═════ Provided data
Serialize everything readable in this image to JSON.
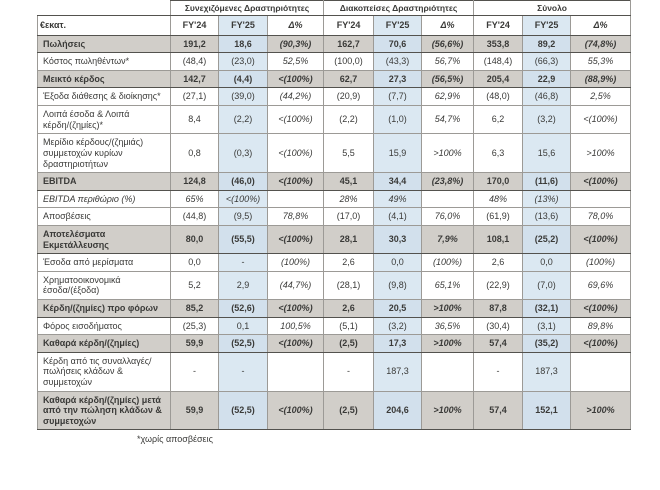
{
  "table": {
    "unit_header": "€εκατ.",
    "column_groups": [
      {
        "label": "Συνεχιζόμενες Δραστηριότητες",
        "columns": [
          "FY'24",
          "FY'25",
          "Δ%"
        ]
      },
      {
        "label": "Διακοπείσες Δραστηριότητες",
        "columns": [
          "FY'24",
          "FY'25",
          "Δ%"
        ]
      },
      {
        "label": "Σύνολο",
        "columns": [
          "FY'24",
          "FY'25",
          "Δ%"
        ]
      }
    ],
    "rows": [
      {
        "label": "Πωλήσεις",
        "style": "emphasis",
        "values": [
          "191,2",
          "18,6",
          "(90,3%)",
          "162,7",
          "70,6",
          "(56,6%)",
          "353,8",
          "89,2",
          "(74,8%)"
        ]
      },
      {
        "label": "Κόστος πωληθέντων*",
        "style": "",
        "values": [
          "(48,4)",
          "(23,0)",
          "52,5%",
          "(100,0)",
          "(43,3)",
          "56,7%",
          "(148,4)",
          "(66,3)",
          "55,3%"
        ]
      },
      {
        "label": "Μεικτό κέρδος",
        "style": "emphasis",
        "values": [
          "142,7",
          "(4,4)",
          "<(100%)",
          "62,7",
          "27,3",
          "(56,5%)",
          "205,4",
          "22,9",
          "(88,9%)"
        ]
      },
      {
        "label": "Έξοδα διάθεσης & διοίκησης*",
        "style": "",
        "values": [
          "(27,1)",
          "(39,0)",
          "(44,2%)",
          "(20,9)",
          "(7,7)",
          "62,9%",
          "(48,0)",
          "(46,8)",
          "2,5%"
        ]
      },
      {
        "label": "Λοιπά έσοδα & Λοιπά κέρδη/(ζημίες)*",
        "style": "",
        "values": [
          "8,4",
          "(2,2)",
          "<(100%)",
          "(2,2)",
          "(1,0)",
          "54,7%",
          "6,2",
          "(3,2)",
          "<(100%)"
        ]
      },
      {
        "label": "Μερίδιο κέρδους/(ζημιάς) συμμετοχών κυρίων δραστηριοτήτων",
        "style": "",
        "values": [
          "0,8",
          "(0,3)",
          "<(100%)",
          "5,5",
          "15,9",
          ">100%",
          "6,3",
          "15,6",
          ">100%"
        ]
      },
      {
        "label": "EBITDA",
        "style": "emphasis",
        "values": [
          "124,8",
          "(46,0)",
          "<(100%)",
          "45,1",
          "34,4",
          "(23,8%)",
          "170,0",
          "(11,6)",
          "<(100%)"
        ]
      },
      {
        "label": "EBITDA περιθώριο (%)",
        "style": "italic",
        "values": [
          "65%",
          "<(100%)",
          "",
          "28%",
          "49%",
          "",
          "48%",
          "(13%)",
          ""
        ]
      },
      {
        "label": "Αποσβέσεις",
        "style": "",
        "values": [
          "(44,8)",
          "(9,5)",
          "78,8%",
          "(17,0)",
          "(4,1)",
          "76,0%",
          "(61,9)",
          "(13,6)",
          "78,0%"
        ]
      },
      {
        "label": "Αποτελέσματα Εκμετάλλευσης",
        "style": "emphasis",
        "values": [
          "80,0",
          "(55,5)",
          "<(100%)",
          "28,1",
          "30,3",
          "7,9%",
          "108,1",
          "(25,2)",
          "<(100%)"
        ]
      },
      {
        "label": "Έσοδα από μερίσματα",
        "style": "",
        "values": [
          "0,0",
          "-",
          "(100%)",
          "2,6",
          "0,0",
          "(100%)",
          "2,6",
          "0,0",
          "(100%)"
        ]
      },
      {
        "label": "Χρηματοοικονομικά έσοδα/(έξοδα)",
        "style": "",
        "values": [
          "5,2",
          "2,9",
          "(44,7%)",
          "(28,1)",
          "(9,8)",
          "65,1%",
          "(22,9)",
          "(7,0)",
          "69,6%"
        ]
      },
      {
        "label": "Κέρδη/(ζημίες) προ φόρων",
        "style": "emphasis",
        "values": [
          "85,2",
          "(52,6)",
          "<(100%)",
          "2,6",
          "20,5",
          ">100%",
          "87,8",
          "(32,1)",
          "<(100%)"
        ]
      },
      {
        "label": "Φόρος εισοδήματος",
        "style": "",
        "values": [
          "(25,3)",
          "0,1",
          "100,5%",
          "(5,1)",
          "(3,2)",
          "36,5%",
          "(30,4)",
          "(3,1)",
          "89,8%"
        ]
      },
      {
        "label": "Καθαρά κέρδη/(ζημίες)",
        "style": "emphasis",
        "values": [
          "59,9",
          "(52,5)",
          "<(100%)",
          "(2,5)",
          "17,3",
          ">100%",
          "57,4",
          "(35,2)",
          "<(100%)"
        ]
      },
      {
        "label": "Κέρδη από τις συναλλαγές/πωλήσεις κλάδων & συμμετοχών",
        "style": "",
        "values": [
          "-",
          "-",
          "",
          "-",
          "187,3",
          "",
          "-",
          "187,3",
          ""
        ]
      },
      {
        "label": "Καθαρά κέρδη/(ζημίες) μετά από την πώληση κλάδων & συμμετοχών",
        "style": "emphasis",
        "values": [
          "59,9",
          "(52,5)",
          "<(100%)",
          "(2,5)",
          "204,6",
          ">100%",
          "57,4",
          "152,1",
          ">100%"
        ]
      }
    ],
    "footnote": "*χωρίς αποσβέσεις"
  },
  "colors": {
    "emphasis_row_bg": "#d1cec9",
    "fy25_col_bg": "#dbe8f2",
    "fy25_emphasis_bg": "#d2e0ec",
    "dark_border": "#53524e",
    "light_border": "#9c9a96",
    "text": "#3a3a38"
  }
}
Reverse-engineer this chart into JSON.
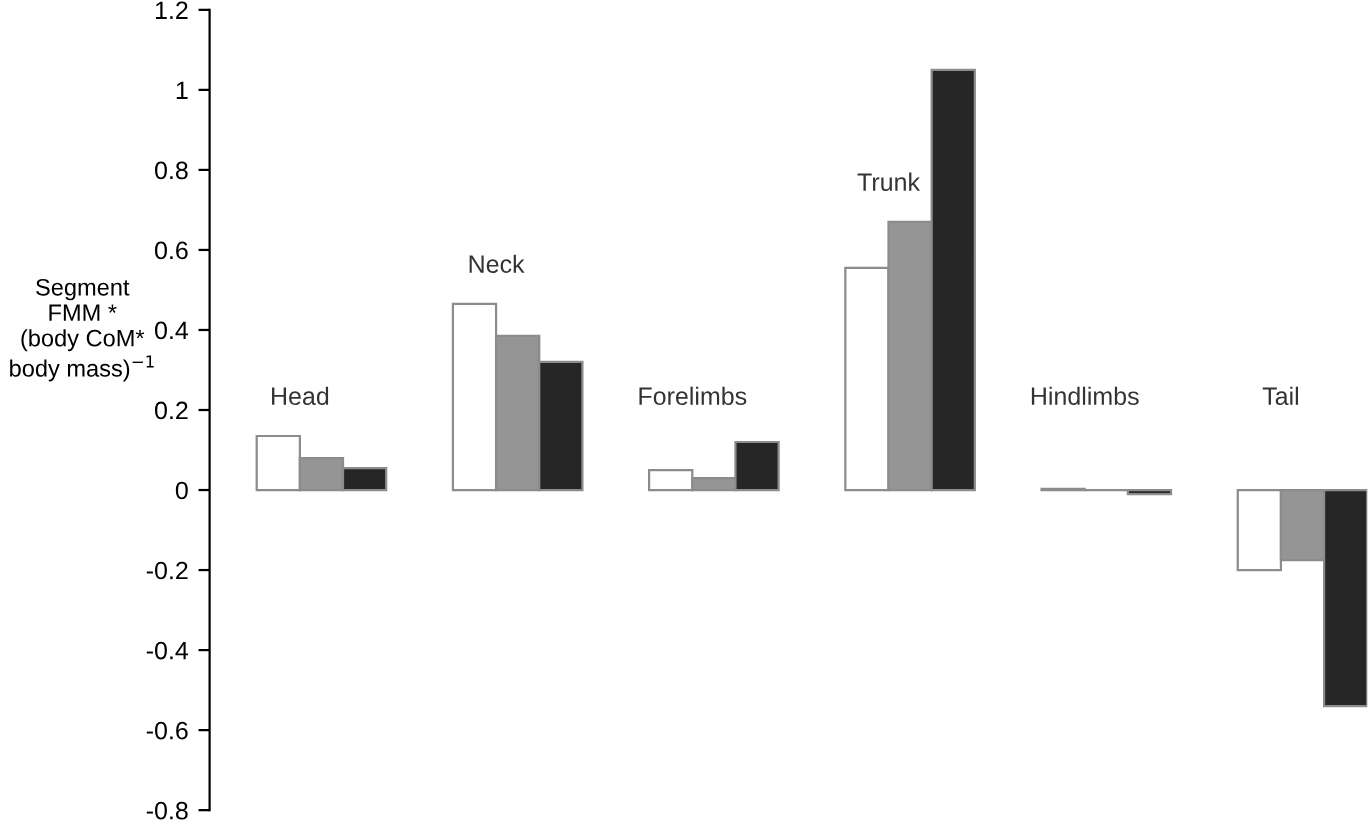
══════════
(Given request): Using the listing above, list every line in which the string "κλάδων" occurs.

(The answer):
        "label": "Κέρδη από τις συναλλαγές/πωλήσεις κλάδων & συμμετοχών",
        "label": "Καθαρά κέρδη/(ζημίες) μετά από την πώληση κλάδων & συμμετοχών",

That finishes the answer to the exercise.